Compile every line that includes the word "Афанасьевского".

Begin Records for this task

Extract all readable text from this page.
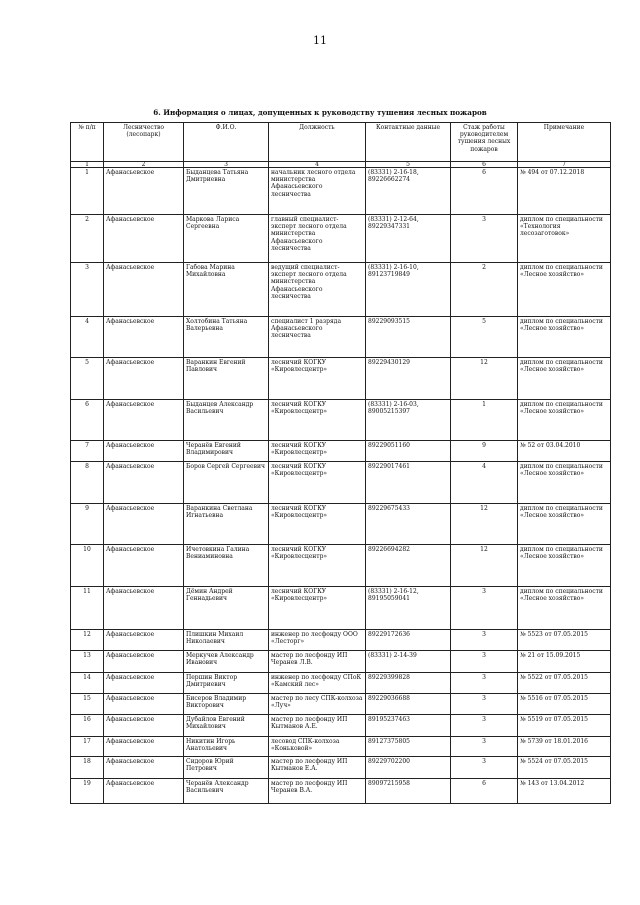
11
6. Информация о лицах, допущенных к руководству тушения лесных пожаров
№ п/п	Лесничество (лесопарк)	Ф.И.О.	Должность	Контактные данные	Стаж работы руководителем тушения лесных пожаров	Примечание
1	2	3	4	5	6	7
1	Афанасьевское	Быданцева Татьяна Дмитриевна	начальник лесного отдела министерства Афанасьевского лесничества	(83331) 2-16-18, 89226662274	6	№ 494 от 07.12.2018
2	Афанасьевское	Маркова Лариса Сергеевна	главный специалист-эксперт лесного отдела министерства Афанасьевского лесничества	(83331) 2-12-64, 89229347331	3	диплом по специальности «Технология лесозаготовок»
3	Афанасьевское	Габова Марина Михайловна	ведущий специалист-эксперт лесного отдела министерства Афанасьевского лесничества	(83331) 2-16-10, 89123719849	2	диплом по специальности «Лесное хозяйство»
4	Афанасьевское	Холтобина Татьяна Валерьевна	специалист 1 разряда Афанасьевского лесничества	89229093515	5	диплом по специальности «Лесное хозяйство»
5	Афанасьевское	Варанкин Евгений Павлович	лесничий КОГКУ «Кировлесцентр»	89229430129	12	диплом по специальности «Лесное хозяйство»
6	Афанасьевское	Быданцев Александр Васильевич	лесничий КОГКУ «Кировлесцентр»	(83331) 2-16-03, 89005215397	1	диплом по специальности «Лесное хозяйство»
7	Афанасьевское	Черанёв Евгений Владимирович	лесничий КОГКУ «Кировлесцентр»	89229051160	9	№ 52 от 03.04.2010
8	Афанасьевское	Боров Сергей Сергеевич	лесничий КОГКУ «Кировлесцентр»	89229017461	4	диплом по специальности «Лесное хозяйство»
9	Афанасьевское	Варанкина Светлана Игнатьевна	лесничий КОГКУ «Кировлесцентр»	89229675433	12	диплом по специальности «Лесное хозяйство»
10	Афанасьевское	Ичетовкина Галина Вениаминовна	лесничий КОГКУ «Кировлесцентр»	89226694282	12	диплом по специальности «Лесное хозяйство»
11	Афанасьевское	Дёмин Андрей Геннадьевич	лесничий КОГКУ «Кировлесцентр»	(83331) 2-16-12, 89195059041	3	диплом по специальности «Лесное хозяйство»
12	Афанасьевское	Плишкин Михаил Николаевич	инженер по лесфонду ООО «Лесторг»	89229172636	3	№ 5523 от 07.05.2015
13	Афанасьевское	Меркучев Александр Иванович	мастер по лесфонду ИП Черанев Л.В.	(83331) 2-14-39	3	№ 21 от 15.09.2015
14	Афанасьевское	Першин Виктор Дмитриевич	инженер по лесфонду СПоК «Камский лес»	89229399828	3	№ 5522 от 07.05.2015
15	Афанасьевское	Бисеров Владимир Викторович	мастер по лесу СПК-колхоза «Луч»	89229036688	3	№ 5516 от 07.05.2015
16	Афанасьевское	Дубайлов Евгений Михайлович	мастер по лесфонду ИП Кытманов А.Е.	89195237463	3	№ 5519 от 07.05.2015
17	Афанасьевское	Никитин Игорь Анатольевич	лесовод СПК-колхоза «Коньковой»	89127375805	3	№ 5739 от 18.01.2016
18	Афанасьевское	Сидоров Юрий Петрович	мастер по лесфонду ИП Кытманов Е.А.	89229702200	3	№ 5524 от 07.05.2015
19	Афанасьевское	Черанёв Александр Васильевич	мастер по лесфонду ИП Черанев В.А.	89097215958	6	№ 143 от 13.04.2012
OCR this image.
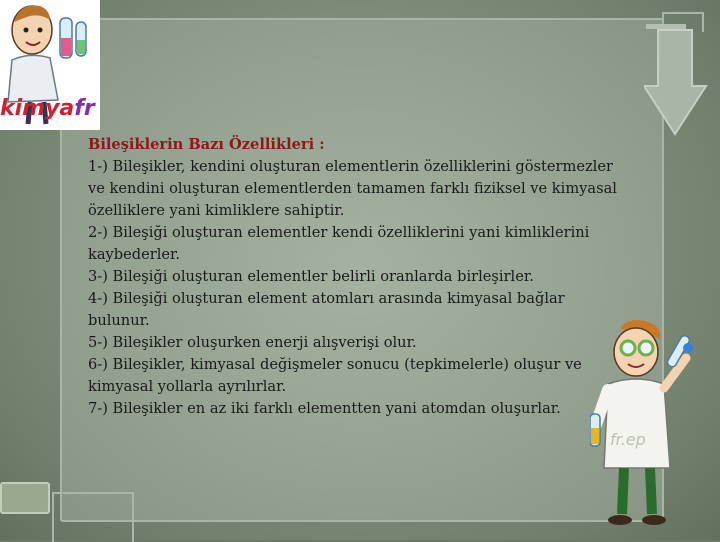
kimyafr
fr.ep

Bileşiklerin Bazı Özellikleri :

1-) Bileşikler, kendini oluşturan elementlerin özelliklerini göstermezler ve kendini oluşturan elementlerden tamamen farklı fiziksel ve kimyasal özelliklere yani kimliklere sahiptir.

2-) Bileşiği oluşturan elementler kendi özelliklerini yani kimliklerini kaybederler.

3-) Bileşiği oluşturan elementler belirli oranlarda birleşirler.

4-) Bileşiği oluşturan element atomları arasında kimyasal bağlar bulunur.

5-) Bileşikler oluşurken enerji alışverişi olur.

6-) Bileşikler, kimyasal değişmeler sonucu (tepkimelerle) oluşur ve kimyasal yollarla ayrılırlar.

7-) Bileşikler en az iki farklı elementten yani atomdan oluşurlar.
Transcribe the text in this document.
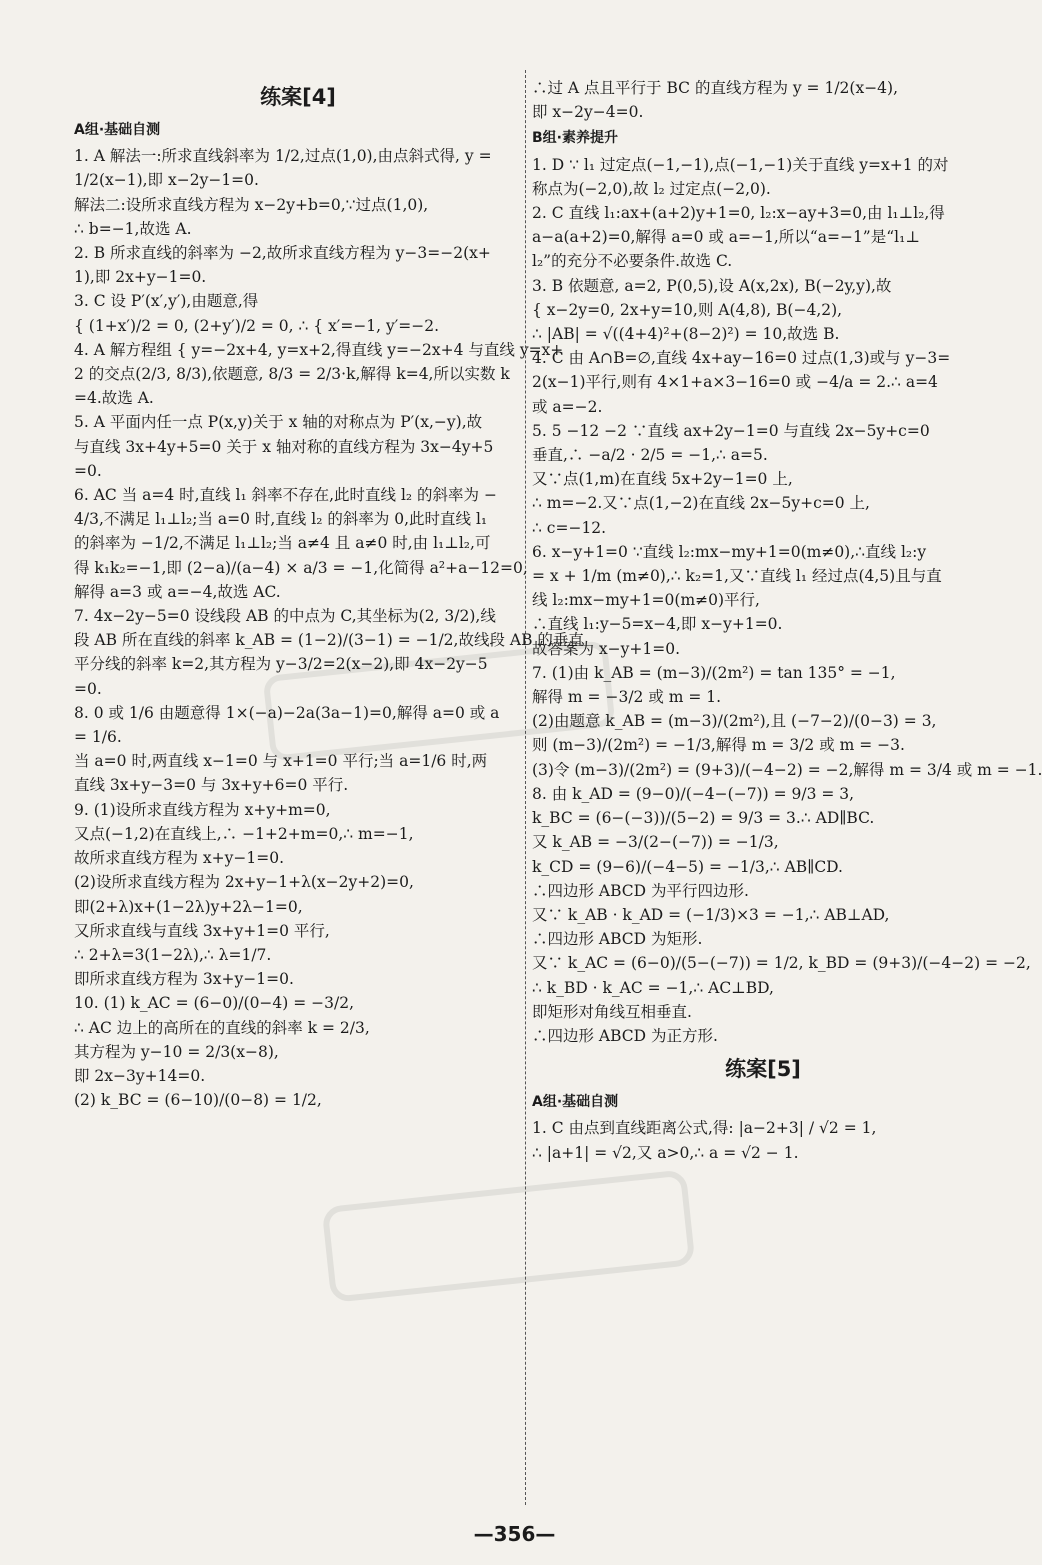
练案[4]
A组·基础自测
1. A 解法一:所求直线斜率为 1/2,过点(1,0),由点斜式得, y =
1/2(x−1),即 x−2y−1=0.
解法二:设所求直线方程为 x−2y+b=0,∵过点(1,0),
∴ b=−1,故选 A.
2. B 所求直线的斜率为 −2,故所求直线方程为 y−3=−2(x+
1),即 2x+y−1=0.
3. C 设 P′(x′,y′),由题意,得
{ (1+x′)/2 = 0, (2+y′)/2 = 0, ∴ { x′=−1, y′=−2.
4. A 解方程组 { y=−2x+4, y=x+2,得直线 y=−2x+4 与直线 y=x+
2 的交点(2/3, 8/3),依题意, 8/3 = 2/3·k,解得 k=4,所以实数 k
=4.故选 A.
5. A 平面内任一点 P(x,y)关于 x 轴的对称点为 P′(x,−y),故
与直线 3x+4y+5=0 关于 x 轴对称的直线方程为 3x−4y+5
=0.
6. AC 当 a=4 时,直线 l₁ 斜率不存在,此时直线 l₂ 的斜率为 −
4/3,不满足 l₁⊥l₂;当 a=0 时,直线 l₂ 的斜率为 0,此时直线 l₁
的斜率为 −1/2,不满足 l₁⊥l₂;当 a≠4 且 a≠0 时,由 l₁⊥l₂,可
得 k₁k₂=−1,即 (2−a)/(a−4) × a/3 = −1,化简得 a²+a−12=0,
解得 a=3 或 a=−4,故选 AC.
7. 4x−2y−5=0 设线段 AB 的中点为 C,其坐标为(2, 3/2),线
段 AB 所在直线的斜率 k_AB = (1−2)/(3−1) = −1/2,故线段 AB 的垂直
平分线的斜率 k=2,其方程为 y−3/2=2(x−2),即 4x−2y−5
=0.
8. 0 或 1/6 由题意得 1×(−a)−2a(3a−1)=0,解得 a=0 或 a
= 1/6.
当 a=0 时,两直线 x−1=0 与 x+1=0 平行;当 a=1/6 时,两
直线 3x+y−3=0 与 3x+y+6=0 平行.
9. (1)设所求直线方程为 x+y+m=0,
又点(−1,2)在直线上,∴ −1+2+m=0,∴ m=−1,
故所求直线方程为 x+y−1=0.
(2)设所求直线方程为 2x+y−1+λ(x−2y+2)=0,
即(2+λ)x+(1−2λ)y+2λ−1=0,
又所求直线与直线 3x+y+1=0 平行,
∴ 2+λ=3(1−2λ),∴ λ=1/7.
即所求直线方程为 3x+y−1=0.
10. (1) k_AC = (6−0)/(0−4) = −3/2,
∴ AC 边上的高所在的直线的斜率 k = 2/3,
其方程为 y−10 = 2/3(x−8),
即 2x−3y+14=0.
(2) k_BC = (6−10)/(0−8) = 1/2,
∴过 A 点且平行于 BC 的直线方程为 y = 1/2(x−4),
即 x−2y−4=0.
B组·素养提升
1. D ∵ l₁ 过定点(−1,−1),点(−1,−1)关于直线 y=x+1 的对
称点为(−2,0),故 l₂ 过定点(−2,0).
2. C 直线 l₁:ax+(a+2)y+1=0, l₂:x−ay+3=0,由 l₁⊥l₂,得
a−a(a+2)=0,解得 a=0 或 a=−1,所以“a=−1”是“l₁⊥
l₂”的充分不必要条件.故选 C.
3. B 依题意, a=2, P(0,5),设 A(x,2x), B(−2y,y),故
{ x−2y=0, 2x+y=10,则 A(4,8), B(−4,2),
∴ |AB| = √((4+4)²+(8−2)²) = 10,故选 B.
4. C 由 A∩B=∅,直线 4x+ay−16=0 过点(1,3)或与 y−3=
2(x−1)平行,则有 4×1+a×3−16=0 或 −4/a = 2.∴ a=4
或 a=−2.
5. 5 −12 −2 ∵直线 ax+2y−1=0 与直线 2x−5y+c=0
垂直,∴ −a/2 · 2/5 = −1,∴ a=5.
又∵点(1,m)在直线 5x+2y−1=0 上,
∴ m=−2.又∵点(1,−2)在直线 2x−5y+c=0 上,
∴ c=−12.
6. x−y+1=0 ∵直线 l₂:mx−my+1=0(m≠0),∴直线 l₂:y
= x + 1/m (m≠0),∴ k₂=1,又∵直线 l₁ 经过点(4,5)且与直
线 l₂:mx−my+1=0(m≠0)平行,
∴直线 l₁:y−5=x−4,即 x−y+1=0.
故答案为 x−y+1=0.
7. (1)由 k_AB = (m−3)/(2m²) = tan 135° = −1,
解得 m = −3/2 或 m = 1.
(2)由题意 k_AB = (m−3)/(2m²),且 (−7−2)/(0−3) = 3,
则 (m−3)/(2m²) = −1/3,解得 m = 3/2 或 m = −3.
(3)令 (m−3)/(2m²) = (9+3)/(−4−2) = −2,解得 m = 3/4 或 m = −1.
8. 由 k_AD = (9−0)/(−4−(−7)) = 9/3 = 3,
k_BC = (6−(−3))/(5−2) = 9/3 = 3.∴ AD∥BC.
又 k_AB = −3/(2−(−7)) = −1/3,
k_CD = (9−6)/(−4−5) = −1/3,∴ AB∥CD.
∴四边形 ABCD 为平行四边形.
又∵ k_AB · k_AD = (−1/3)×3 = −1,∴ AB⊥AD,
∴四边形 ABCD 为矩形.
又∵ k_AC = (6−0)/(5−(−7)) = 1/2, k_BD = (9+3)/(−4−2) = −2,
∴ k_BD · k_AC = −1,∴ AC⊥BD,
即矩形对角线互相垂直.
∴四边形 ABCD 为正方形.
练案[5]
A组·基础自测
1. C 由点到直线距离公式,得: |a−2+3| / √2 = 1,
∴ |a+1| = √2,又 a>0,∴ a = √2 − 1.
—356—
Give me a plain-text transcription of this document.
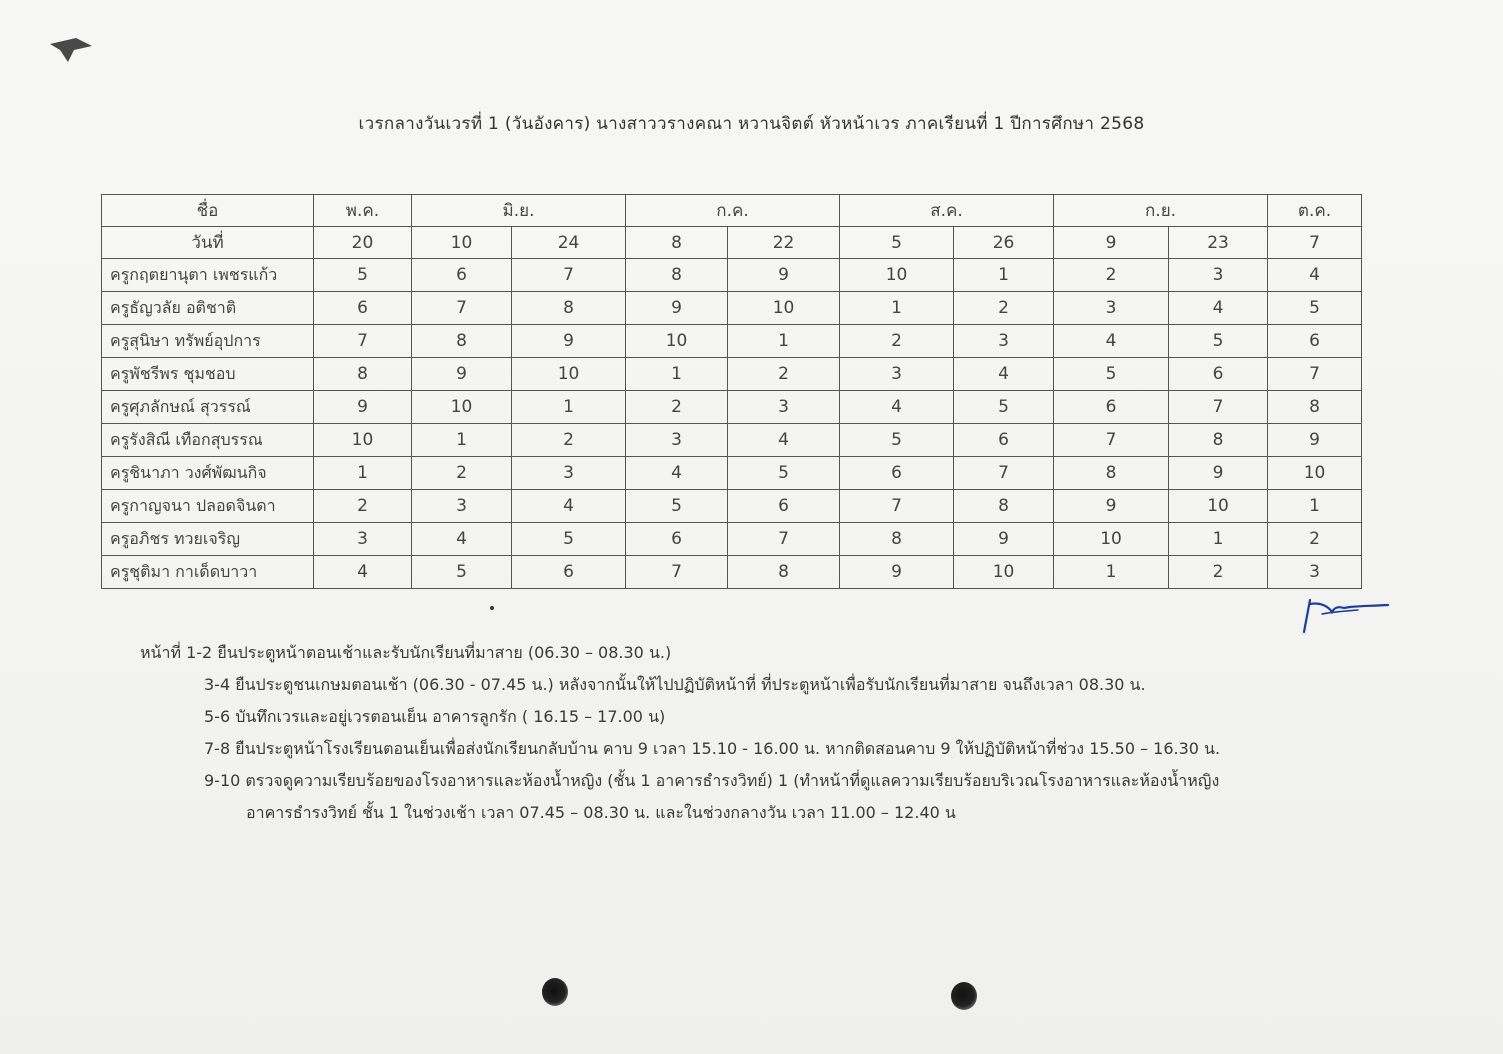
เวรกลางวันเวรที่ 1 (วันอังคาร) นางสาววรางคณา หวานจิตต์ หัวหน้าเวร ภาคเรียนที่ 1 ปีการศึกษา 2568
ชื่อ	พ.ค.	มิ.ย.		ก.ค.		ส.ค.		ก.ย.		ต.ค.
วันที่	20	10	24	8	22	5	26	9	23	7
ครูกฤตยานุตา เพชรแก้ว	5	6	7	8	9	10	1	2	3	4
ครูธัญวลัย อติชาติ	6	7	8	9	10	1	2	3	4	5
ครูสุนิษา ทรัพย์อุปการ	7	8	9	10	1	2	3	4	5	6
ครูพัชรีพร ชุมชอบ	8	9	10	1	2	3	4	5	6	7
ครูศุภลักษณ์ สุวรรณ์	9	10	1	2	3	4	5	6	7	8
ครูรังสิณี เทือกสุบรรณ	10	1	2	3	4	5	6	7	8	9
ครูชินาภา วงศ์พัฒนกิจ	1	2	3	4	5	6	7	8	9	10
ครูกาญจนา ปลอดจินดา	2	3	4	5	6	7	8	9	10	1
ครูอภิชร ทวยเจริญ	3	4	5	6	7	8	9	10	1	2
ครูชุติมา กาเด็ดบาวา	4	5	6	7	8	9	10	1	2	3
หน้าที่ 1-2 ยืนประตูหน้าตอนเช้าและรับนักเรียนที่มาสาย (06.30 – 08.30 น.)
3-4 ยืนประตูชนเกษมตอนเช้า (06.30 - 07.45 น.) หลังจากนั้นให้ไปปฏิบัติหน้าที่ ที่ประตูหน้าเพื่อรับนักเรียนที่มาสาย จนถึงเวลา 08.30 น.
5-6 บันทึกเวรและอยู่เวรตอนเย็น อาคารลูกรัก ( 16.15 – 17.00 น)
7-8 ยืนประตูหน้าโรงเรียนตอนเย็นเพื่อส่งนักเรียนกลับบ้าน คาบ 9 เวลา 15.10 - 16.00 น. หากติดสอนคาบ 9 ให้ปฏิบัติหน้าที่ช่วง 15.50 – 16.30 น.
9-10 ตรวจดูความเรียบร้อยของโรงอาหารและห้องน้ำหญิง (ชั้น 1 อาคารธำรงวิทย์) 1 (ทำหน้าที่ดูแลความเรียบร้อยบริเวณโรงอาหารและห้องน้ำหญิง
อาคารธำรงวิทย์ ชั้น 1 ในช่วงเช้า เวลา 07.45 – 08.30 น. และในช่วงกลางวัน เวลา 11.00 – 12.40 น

End Records for this task

**Response to the exercise:**
1	Афанасьевское	Быданцева Татьяна Дмитриевна	начальник лесного отдела министерства Афанасьевского лесничества	(83331) 2-16-18, 89226662274	6	№ 494 от 07.12.2018
2	Афанасьевское	Маркова Лариса Сергеевна	главный специалист-эксперт лесного отдела министерства Афанасьевского лесничества	(83331) 2-12-64, 89229347331	3	диплом по специальности «Технология лесозаготовок»
3	Афанасьевское	Габова Марина Михайловна	ведущий специалист-эксперт лесного отдела министерства Афанасьевского лесничества	(83331) 2-16-10, 89123719849	2	диплом по специальности «Лесное хозяйство»
4	Афанасьевское	Холтобина Татьяна Валерьевна	специалист 1 разряда Афанасьевского лесничества	89229093515	5	диплом по специальности «Лесное хозяйство»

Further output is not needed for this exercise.